_Exercise_
The listing below is to be output in its exact form.

_Extracted records_
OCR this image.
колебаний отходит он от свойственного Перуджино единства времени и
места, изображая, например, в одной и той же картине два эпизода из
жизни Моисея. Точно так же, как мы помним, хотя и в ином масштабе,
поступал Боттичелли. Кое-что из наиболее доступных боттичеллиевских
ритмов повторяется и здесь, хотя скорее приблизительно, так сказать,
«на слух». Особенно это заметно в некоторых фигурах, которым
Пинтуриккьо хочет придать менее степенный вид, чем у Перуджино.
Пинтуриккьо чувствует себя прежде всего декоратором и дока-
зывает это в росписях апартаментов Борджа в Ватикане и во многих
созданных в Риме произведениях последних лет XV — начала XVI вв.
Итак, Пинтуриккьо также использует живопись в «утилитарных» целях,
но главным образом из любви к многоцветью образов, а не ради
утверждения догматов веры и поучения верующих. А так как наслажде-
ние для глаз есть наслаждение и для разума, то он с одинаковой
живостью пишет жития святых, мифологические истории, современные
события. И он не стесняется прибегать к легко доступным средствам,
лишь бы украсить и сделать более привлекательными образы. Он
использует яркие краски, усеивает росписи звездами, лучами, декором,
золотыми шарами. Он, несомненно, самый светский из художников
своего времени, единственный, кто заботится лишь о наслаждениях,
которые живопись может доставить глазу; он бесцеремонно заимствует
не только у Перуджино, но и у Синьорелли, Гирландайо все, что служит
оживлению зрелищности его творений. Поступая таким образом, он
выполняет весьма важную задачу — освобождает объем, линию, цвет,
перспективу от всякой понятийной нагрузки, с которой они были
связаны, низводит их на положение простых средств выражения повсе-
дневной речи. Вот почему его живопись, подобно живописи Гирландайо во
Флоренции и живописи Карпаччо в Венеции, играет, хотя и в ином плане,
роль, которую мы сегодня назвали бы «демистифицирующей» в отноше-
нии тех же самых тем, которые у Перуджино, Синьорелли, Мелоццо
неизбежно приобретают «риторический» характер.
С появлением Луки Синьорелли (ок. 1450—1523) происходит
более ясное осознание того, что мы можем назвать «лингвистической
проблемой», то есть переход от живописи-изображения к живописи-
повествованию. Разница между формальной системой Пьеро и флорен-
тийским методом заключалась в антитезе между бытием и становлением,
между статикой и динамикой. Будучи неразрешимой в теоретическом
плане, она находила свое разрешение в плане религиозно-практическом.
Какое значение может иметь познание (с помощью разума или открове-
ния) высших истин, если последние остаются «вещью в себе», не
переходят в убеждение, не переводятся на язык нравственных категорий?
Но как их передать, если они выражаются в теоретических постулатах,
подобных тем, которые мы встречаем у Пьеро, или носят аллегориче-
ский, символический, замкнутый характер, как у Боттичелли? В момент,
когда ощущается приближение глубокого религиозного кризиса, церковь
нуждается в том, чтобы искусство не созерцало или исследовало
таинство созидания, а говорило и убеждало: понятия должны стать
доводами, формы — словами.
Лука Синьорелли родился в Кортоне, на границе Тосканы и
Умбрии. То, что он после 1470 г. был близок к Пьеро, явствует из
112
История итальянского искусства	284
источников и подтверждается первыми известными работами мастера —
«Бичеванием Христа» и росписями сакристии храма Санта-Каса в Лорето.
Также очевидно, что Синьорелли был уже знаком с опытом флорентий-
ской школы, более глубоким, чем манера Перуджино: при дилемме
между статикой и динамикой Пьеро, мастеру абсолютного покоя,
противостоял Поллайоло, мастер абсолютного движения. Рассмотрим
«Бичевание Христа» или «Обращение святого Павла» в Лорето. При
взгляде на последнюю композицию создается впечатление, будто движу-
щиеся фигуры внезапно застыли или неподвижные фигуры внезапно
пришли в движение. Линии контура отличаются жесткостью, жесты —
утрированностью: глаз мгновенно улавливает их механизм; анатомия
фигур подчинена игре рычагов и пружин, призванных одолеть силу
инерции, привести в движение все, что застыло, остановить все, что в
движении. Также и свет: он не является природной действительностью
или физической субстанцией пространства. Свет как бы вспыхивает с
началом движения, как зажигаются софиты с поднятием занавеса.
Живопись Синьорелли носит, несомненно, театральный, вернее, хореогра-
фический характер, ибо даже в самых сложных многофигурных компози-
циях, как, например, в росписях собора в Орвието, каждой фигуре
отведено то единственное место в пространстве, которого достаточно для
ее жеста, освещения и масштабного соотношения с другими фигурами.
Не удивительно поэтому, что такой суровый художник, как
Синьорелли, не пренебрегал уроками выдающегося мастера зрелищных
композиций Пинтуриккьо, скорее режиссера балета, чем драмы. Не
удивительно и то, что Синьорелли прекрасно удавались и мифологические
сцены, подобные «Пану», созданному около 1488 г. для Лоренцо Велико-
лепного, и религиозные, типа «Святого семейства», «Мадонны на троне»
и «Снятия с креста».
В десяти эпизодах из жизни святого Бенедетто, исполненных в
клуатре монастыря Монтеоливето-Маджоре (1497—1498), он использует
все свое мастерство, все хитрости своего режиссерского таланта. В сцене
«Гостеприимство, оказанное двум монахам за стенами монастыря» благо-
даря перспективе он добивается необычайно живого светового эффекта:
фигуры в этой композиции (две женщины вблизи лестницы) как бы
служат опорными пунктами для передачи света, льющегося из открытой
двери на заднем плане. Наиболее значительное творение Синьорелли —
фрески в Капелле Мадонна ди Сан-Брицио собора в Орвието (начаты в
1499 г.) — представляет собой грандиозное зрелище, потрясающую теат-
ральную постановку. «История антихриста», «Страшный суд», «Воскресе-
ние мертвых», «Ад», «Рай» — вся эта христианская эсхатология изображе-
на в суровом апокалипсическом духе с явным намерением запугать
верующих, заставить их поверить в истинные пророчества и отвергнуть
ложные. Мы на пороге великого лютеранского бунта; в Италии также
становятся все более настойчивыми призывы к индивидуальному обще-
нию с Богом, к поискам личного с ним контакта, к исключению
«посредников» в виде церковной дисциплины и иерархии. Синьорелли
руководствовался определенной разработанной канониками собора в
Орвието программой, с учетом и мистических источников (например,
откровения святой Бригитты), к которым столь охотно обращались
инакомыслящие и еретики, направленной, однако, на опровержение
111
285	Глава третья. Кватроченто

_Answer for this exercise_
OCR this image.
колебаний отходит он от свойственного Перуджино единства времени и
места, изображая, например, в одной и той же картине два эпизода из
жизни Моисея. Точно так же, как мы помним, хотя и в ином масштабе,
поступал Боттичелли. Кое-что из наиболее доступных боттичеллиевских
ритмов повторяется и здесь, хотя скорее приблизительно, так сказать,
«на слух». Особенно это заметно в некоторых фигурах, которым
Пинтуриккьо хочет придать менее степенный вид, чем у Перуджино.
Пинтуриккьо чувствует себя прежде всего декоратором и дока-
зывает это в росписях апартаментов Борджа в Ватикане и во многих
созданных в Риме произведениях последних лет XV — начала XVI вв.
Итак, Пинтуриккьо также использует живопись в «утилитарных» целях,
но главным образом из любви к многоцветью образов, а не ради
утверждения догматов веры и поучения верующих. А так как наслажде-
ние для глаз есть наслаждение и для разума, то он с одинаковой
живостью пишет жития святых, мифологические истории, современные
события. И он не стесняется прибегать к легко доступным средствам,
лишь бы украсить и сделать более привлекательными образы. Он
использует яркие краски, усеивает росписи звездами, лучами, декором,
золотыми шарами. Он, несомненно, самый светский из художников
своего времени, единственный, кто заботится лишь о наслаждениях,
которые живопись может доставить глазу; он бесцеремонно заимствует
не только у Перуджино, но и у Синьорелли, Гирландайо все, что служит
оживлению зрелищности его творений. Поступая таким образом, он
выполняет весьма важную задачу — освобождает объем, линию, цвет,
перспективу от всякой понятийной нагрузки, с которой они были
связаны, низводит их на положение простых средств выражения повсе-
дневной речи. Вот почему его живопись, подобно живописи Гирландайо во
Флоренции и живописи Карпаччо в Венеции, играет, хотя и в ином плане,
роль, которую мы сегодня назвали бы «демистифицирующей» в отноше-
нии тех же самых тем, которые у Перуджино, Синьорелли, Мелоццо
неизбежно приобретают «риторический» характер.
С появлением Луки Синьорелли (ок. 1450—1523) происходит
более ясное осознание того, что мы можем назвать «лингвистической
проблемой», то есть переход от живописи-изображения к живописи-
повествованию. Разница между формальной системой Пьеро и флорен-
тийским методом заключалась в антитезе между бытием и становлением,
между статикой и динамикой. Будучи неразрешимой в теоретическом
плане, она находила свое разрешение в плане религиозно-практическом.
Какое значение может иметь познание (с помощью разума или открове-
ния) высших истин, если последние остаются «вещью в себе», не
переходят в убеждение, не переводятся на язык нравственных категорий?
Но как их передать, если они выражаются в теоретических постулатах,
подобных тем, которые мы встречаем у Пьеро, или носят аллегориче-
ский, символический, замкнутый характер, как у Боттичелли? В момент,
когда ощущается приближение глубокого религиозного кризиса, церковь
нуждается в том, чтобы искусство не созерцало или исследовало
таинство созидания, а говорило и убеждало: понятия должны стать
доводами, формы — словами.
Лука Синьорелли родился в Кортоне, на границе Тосканы и
Умбрии. То, что он после 1470 г. был близок к Пьеро, явствует из
112
История итальянского искусства	284
источников и подтверждается первыми известными работами мастера —
«Бичеванием Христа» и росписями сакристии храма Санта-Каса в Лорето.
Также очевидно, что Синьорелли был уже знаком с опытом флорентий-
ской школы, более глубоким, чем манера Перуджино: при дилемме
между статикой и динамикой Пьеро, мастеру абсолютного покоя,
противостоял Поллайоло, мастер абсолютного движения. Рассмотрим
«Бичевание Христа» или «Обращение святого Павла» в Лорето. При
взгляде на последнюю композицию создается впечатление, будто движу-
щиеся фигуры внезапно застыли или неподвижные фигуры внезапно
пришли в движение. Линии контура отличаются жесткостью, жесты —
утрированностью: глаз мгновенно улавливает их механизм; анатомия
фигур подчинена игре рычагов и пружин, призванных одолеть силу
инерции, привести в движение все, что застыло, остановить все, что в
движении. Также и свет: он не является природной действительностью
или физической субстанцией пространства. Свет как бы вспыхивает с
началом движения, как зажигаются софиты с поднятием занавеса.
Живопись Синьорелли носит, несомненно, театральный, вернее, хореогра-
фический характер, ибо даже в самых сложных многофигурных компози-
циях, как, например, в росписях собора в Орвието, каждой фигуре
отведено то единственное место в пространстве, которого достаточно для
ее жеста, освещения и масштабного соотношения с другими фигурами.
Не удивительно поэтому, что такой суровый художник, как
Синьорелли, не пренебрегал уроками выдающегося мастера зрелищных
композиций Пинтуриккьо, скорее режиссера балета, чем драмы. Не
удивительно и то, что Синьорелли прекрасно удавались и мифологические
сцены, подобные «Пану», созданному около 1488 г. для Лоренцо Велико-
лепного, и религиозные, типа «Святого семейства», «Мадонны на троне»
и «Снятия с креста».
В десяти эпизодах из жизни святого Бенедетто, исполненных в
клуатре монастыря Монтеоливето-Маджоре (1497—1498), он использует
все свое мастерство, все хитрости своего режиссерского таланта. В сцене
«Гостеприимство, оказанное двум монахам за стенами монастыря» благо-
даря перспективе он добивается необычайно живого светового эффекта:
фигуры в этой композиции (две женщины вблизи лестницы) как бы
служат опорными пунктами для передачи света, льющегося из открытой
двери на заднем плане. Наиболее значительное творение Синьорелли —
фрески в Капелле Мадонна ди Сан-Брицио собора в Орвието (начаты в
1499 г.) — представляет собой грандиозное зрелище, потрясающую теат-
ральную постановку. «История антихриста», «Страшный суд», «Воскресе-
ние мертвых», «Ад», «Рай» — вся эта христианская эсхатология изображе-
на в суровом апокалипсическом духе с явным намерением запугать
верующих, заставить их поверить в истинные пророчества и отвергнуть
ложные. Мы на пороге великого лютеранского бунта; в Италии также
становятся все более настойчивыми призывы к индивидуальному обще-
нию с Богом, к поискам личного с ним контакта, к исключению
«посредников» в виде церковной дисциплины и иерархии. Синьорелли
руководствовался определенной разработанной канониками собора в
Орвието программой, с учетом и мистических источников (например,
откровения святой Бригитты), к которым столь охотно обращались
инакомыслящие и еретики, направленной, однако, на опровержение
111
285	Глава третья. Кватроченто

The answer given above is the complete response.